------ EXTRACTED INFORMATION ------

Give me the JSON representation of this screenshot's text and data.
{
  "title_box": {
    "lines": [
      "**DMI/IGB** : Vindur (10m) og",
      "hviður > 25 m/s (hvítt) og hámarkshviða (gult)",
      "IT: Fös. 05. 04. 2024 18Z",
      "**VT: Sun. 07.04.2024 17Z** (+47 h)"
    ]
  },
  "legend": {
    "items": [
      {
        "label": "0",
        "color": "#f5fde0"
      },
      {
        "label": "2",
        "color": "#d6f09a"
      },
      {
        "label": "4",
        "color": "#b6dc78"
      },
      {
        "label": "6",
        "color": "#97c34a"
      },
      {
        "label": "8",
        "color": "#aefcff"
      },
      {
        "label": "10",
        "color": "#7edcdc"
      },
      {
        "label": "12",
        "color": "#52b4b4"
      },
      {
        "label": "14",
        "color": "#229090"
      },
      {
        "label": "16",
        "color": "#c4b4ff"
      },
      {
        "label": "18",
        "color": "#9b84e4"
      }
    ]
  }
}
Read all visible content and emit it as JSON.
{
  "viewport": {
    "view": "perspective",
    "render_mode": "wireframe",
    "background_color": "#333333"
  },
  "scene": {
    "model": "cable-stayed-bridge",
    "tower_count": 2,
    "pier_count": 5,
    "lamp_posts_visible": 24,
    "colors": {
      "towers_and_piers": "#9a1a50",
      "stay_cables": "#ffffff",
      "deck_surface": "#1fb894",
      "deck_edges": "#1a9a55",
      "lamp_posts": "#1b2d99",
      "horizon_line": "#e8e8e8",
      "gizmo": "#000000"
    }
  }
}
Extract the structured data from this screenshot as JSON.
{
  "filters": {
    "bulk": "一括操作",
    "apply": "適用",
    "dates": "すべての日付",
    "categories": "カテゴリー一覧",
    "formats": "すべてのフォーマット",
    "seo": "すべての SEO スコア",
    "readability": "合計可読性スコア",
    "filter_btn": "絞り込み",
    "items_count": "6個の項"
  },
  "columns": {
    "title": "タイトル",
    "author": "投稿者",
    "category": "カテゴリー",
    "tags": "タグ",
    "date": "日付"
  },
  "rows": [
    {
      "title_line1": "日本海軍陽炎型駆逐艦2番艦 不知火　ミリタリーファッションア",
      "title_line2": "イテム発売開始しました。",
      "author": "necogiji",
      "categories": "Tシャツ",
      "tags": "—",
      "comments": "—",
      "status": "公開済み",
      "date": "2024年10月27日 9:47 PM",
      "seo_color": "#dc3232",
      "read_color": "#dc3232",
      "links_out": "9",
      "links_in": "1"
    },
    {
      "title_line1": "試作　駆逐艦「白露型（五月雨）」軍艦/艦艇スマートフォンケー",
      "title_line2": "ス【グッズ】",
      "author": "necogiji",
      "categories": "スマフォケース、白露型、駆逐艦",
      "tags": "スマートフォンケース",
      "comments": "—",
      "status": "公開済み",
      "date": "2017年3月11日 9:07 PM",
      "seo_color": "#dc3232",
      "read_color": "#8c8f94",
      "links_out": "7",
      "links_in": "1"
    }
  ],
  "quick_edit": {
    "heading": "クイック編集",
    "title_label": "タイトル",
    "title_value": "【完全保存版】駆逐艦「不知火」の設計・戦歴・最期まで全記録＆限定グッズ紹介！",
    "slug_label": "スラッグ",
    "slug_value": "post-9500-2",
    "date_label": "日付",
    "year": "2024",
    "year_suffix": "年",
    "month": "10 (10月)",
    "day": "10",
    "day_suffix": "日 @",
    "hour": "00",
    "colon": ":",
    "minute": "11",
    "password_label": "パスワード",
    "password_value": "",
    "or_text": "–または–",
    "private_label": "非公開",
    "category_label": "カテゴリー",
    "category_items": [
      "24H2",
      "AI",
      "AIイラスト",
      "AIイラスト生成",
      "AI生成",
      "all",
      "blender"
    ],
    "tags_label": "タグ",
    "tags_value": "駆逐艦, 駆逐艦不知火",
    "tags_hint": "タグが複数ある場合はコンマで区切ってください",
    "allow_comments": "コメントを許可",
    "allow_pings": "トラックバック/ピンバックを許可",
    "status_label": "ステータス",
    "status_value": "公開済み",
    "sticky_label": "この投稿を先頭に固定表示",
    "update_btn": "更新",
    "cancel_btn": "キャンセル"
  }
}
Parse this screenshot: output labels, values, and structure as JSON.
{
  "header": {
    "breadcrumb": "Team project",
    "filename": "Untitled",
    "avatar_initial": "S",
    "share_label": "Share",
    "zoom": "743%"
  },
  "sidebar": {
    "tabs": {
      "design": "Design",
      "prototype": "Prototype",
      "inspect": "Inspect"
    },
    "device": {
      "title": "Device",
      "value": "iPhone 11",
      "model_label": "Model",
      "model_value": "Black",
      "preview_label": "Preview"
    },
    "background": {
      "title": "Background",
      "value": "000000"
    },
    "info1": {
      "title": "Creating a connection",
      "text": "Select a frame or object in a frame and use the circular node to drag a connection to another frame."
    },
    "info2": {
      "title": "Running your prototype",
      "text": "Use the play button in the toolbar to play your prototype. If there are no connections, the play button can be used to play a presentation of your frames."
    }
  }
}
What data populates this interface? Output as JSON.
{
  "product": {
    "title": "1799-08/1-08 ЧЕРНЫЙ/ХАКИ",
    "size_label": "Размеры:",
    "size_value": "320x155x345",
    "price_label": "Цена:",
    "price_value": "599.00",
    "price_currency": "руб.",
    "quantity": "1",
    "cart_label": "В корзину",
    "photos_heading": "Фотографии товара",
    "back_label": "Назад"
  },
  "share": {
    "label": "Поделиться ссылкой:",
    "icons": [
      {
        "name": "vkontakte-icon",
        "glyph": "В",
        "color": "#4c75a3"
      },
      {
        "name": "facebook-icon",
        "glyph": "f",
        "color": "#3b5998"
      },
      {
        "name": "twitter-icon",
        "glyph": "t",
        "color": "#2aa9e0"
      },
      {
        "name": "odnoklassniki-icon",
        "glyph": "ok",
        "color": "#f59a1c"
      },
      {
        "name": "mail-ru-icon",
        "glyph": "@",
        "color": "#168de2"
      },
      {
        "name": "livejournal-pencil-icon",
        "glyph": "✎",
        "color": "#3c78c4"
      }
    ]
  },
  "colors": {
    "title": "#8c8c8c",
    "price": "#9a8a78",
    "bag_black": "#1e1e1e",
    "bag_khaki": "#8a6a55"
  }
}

------

WRITTEN TASK:
Extract each line from the listing that holds the word "data".

THE COMPLETED TASK:
Give me the JSON representation of this screenshot's text and data.
Extract the structured data from this screenshot as JSON.
What data populates this interface? Output as JSON.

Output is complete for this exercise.